Work to be completed: In the entries below, count each line holding the word "page". Answer with the total alone.

Records for processing:
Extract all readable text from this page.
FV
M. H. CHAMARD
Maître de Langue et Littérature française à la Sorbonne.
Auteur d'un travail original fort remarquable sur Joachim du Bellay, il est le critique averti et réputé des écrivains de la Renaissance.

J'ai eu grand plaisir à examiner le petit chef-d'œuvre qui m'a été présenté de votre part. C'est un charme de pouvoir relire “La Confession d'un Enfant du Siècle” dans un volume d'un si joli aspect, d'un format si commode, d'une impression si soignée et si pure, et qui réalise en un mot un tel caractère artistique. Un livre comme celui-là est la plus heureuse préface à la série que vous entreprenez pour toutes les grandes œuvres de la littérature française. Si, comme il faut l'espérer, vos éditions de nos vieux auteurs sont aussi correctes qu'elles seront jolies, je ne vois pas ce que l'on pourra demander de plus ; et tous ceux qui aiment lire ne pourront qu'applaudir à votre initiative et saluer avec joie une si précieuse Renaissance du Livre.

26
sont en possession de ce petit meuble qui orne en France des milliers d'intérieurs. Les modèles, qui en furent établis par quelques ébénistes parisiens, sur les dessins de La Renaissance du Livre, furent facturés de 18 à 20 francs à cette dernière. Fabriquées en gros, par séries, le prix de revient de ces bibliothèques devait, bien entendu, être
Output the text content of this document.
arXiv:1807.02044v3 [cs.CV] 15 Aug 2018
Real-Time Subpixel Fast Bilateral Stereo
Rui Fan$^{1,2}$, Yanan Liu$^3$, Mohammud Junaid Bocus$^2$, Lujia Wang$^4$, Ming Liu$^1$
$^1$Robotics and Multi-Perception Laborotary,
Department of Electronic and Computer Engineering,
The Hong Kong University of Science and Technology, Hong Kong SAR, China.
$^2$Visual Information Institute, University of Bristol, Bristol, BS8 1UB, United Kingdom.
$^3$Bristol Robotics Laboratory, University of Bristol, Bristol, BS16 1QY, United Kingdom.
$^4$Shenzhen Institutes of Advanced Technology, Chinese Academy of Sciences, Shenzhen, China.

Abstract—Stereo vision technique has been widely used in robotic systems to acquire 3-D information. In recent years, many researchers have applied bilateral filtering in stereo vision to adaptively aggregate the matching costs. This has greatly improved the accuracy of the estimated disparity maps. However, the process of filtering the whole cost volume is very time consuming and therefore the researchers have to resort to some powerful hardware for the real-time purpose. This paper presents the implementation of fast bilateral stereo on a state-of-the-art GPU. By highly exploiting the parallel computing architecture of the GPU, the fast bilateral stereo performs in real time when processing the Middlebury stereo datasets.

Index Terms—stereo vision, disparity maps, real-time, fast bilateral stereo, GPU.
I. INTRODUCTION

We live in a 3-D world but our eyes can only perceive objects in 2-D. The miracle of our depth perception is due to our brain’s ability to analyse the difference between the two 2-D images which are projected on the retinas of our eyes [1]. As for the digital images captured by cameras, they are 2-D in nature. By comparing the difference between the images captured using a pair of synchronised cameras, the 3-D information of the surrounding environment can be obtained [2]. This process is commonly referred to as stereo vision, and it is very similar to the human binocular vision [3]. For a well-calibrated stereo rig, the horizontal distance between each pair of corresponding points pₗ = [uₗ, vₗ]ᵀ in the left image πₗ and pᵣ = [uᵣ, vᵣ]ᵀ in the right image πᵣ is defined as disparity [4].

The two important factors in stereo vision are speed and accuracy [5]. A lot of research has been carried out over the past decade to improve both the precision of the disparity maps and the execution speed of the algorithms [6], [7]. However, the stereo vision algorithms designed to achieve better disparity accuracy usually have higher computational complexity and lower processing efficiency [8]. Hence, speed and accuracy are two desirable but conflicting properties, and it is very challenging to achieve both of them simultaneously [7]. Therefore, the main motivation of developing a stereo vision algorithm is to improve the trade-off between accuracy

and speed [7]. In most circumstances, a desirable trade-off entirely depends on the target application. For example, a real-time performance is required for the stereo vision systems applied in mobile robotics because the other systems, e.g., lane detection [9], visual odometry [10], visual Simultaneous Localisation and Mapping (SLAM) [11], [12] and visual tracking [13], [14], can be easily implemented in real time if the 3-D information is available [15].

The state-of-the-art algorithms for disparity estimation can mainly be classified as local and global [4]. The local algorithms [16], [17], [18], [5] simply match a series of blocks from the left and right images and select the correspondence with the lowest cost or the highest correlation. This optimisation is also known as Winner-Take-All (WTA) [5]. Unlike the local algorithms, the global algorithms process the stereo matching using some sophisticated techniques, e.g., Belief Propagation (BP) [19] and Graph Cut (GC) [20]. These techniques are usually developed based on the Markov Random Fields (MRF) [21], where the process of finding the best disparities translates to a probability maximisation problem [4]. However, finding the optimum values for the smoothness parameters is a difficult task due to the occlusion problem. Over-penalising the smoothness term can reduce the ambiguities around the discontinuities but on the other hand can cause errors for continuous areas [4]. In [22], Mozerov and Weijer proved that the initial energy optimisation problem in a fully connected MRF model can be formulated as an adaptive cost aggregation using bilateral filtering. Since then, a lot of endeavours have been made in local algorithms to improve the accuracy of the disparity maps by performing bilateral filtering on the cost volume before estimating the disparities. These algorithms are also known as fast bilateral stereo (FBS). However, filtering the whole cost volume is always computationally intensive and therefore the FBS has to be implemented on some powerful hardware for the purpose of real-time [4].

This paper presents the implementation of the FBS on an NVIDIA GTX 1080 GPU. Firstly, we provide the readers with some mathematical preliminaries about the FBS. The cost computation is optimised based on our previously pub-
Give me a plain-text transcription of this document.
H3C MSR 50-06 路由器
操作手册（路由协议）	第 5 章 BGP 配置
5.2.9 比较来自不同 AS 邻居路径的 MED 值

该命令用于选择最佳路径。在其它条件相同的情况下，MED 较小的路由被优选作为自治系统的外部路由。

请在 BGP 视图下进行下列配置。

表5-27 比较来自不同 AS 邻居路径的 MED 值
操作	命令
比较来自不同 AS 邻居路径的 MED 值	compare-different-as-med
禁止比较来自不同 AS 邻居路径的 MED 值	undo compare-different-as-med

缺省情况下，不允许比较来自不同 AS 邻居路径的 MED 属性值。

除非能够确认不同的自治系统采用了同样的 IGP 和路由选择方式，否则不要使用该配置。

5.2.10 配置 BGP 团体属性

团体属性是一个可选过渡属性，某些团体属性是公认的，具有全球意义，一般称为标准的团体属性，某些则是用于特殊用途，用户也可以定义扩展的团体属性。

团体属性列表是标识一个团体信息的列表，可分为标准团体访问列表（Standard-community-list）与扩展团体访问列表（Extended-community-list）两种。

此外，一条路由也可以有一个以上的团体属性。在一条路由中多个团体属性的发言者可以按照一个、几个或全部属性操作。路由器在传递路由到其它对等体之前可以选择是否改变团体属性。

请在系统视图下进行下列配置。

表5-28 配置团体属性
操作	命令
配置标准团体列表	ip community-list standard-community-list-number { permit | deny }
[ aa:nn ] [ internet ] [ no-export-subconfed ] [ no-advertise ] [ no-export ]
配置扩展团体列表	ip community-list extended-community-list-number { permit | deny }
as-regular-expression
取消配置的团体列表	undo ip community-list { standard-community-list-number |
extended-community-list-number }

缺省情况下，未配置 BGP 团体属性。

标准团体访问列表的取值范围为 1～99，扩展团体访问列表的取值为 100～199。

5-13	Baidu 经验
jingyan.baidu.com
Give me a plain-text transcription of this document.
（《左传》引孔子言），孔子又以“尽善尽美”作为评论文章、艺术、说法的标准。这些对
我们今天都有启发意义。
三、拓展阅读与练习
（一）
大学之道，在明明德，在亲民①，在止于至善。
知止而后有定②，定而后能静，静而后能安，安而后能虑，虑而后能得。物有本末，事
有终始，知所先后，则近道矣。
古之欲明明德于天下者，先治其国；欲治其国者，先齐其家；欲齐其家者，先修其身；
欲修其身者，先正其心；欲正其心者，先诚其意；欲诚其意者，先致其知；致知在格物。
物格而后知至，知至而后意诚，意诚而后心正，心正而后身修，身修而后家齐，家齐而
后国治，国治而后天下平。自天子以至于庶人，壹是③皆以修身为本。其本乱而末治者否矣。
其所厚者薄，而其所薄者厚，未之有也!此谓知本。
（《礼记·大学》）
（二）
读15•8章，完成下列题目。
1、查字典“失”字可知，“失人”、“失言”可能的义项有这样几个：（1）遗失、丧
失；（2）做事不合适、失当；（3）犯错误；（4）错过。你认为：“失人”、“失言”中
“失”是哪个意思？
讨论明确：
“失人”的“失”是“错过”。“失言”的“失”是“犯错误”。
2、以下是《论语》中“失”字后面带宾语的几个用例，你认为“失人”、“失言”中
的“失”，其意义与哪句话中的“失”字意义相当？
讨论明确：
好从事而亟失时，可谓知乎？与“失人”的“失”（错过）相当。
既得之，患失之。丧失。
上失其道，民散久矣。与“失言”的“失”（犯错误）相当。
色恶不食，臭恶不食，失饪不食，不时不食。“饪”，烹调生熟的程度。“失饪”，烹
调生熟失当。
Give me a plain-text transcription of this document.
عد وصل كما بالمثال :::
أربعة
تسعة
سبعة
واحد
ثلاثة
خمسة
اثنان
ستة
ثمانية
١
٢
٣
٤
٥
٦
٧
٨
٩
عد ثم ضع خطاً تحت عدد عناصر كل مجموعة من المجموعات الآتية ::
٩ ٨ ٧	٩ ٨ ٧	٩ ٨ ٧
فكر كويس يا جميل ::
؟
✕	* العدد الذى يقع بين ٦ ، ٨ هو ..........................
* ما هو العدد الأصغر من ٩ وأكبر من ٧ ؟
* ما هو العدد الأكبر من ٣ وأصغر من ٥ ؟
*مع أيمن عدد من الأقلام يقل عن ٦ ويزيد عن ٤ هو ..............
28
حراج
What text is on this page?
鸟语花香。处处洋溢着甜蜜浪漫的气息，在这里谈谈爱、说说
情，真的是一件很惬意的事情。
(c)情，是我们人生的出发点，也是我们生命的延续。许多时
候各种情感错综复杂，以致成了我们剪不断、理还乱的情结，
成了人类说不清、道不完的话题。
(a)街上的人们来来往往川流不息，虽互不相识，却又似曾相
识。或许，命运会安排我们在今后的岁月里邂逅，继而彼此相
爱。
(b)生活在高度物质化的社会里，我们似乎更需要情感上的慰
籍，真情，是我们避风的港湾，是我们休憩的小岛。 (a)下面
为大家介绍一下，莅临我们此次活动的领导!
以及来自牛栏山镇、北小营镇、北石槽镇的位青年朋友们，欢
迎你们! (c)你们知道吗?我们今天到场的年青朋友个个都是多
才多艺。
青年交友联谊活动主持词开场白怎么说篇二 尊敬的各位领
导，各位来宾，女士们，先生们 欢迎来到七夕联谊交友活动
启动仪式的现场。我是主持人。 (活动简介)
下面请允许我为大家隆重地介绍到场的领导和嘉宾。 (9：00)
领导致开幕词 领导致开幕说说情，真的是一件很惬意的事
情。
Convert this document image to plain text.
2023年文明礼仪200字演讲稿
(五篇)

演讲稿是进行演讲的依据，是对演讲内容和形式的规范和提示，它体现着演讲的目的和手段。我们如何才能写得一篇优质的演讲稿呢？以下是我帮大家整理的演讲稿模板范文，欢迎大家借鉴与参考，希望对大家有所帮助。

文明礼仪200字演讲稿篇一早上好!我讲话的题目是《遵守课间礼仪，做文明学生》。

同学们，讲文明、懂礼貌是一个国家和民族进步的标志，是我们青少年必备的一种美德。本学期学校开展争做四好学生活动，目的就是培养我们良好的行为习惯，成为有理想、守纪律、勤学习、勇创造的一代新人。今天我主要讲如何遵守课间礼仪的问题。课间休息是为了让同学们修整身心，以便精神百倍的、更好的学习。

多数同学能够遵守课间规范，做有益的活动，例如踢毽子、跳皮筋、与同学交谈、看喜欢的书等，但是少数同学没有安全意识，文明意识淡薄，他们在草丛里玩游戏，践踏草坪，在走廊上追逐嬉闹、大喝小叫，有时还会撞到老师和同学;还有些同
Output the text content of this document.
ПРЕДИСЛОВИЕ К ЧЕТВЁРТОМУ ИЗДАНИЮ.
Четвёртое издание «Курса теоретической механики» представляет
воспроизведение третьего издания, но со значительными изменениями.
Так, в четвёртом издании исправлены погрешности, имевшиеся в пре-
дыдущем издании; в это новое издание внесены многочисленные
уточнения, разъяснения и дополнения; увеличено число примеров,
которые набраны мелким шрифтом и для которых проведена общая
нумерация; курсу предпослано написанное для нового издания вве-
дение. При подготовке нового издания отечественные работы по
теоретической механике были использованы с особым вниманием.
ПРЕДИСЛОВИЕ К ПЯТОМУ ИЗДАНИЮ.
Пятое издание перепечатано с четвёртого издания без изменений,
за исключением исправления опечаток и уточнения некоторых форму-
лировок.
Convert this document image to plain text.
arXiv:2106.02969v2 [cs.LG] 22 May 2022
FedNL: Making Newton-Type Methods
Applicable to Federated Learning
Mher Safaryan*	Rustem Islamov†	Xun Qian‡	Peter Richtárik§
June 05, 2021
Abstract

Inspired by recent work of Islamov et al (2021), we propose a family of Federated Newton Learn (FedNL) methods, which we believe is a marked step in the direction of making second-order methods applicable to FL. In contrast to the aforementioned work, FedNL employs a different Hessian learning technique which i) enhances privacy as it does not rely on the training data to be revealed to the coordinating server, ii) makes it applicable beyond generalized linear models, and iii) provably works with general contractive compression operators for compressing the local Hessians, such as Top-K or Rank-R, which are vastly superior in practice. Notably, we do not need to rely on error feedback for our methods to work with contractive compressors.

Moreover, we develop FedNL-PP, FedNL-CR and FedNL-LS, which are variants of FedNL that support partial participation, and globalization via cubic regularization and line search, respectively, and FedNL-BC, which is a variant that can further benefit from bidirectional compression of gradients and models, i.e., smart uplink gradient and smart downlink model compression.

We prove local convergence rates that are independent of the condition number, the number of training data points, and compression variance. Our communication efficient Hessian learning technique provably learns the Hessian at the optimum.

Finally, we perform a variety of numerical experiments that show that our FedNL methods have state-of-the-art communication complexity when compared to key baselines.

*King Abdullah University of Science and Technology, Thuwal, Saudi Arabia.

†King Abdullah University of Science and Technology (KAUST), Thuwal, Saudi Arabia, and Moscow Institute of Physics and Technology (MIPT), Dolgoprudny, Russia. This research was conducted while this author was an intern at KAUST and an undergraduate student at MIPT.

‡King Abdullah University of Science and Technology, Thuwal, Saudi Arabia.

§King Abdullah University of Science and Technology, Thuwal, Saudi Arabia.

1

Exercise result: 2